TASK STATEMENT: Reproduce the listing below in full and without alteration, apart from its pictures.
******************************
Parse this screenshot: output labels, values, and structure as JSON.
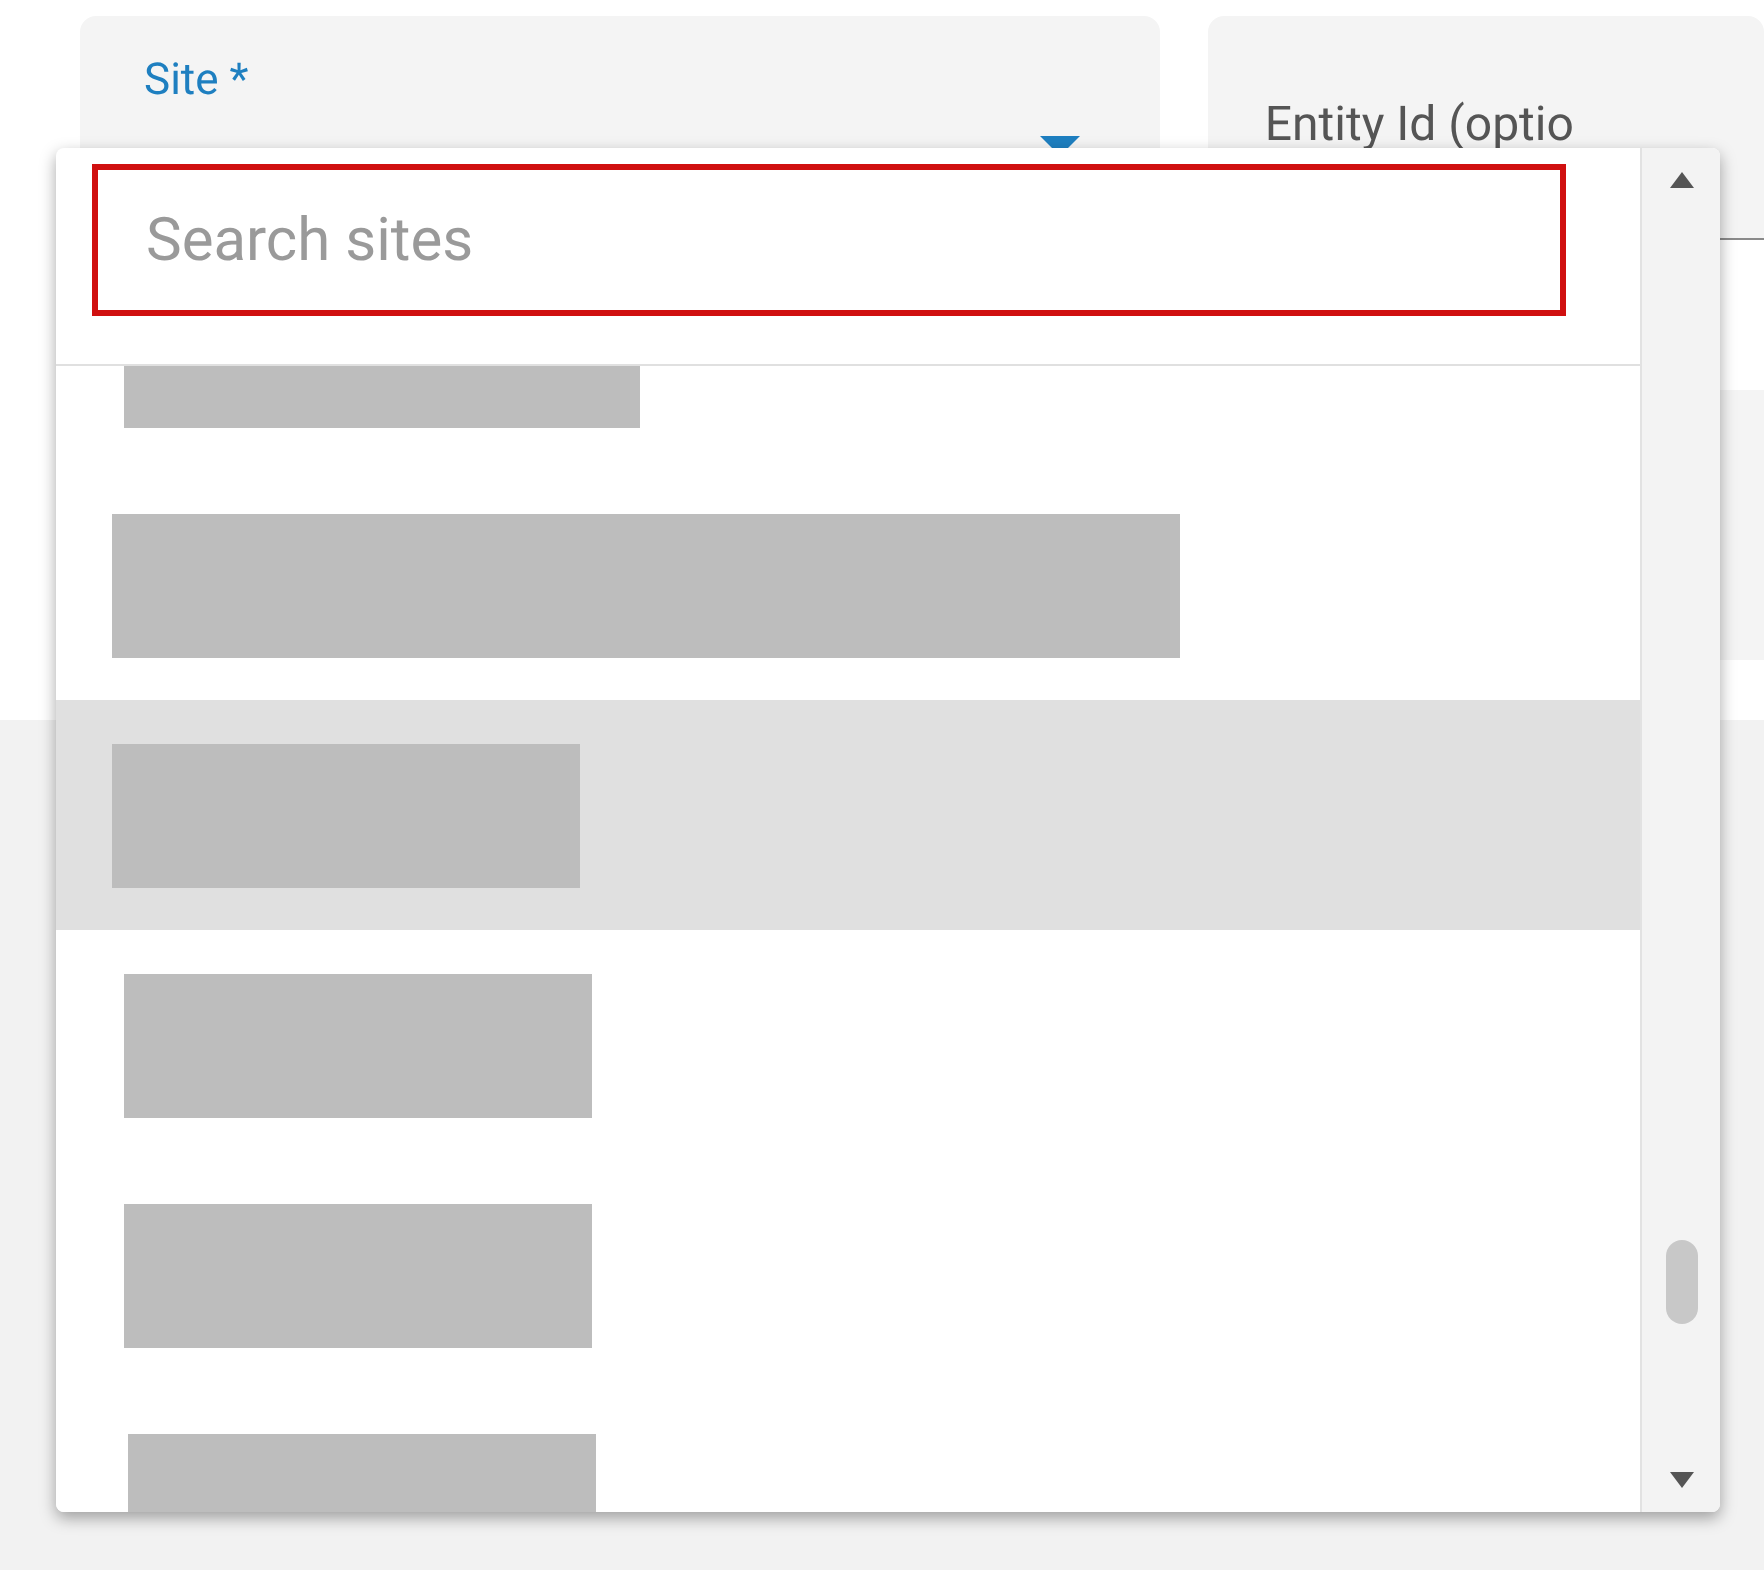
{
  "site_field": {
    "label": "Site *"
  },
  "entity_field": {
    "label": "Entity Id (optio"
  },
  "site_dropdown": {
    "search": {
      "placeholder": "Search sites"
    },
    "options": [
      {
        "highlighted": false
      },
      {
        "highlighted": false
      },
      {
        "highlighted": true
      },
      {
        "highlighted": false
      },
      {
        "highlighted": false
      },
      {
        "highlighted": false
      }
    ]
  }
}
******************************
FULL OUTPUT:
Parse this screenshot: output labels, values, and structure as JSON.
{
  "site_field": {
    "label": "Site *"
  },
  "entity_field": {
    "label": "Entity Id (optio"
  },
  "site_dropdown": {
    "search": {
      "placeholder": "Search sites"
    },
    "options": [
      {
        "highlighted": false
      },
      {
        "highlighted": false
      },
      {
        "highlighted": true
      },
      {
        "highlighted": false
      },
      {
        "highlighted": false
      },
      {
        "highlighted": false
      }
    ]
  }
}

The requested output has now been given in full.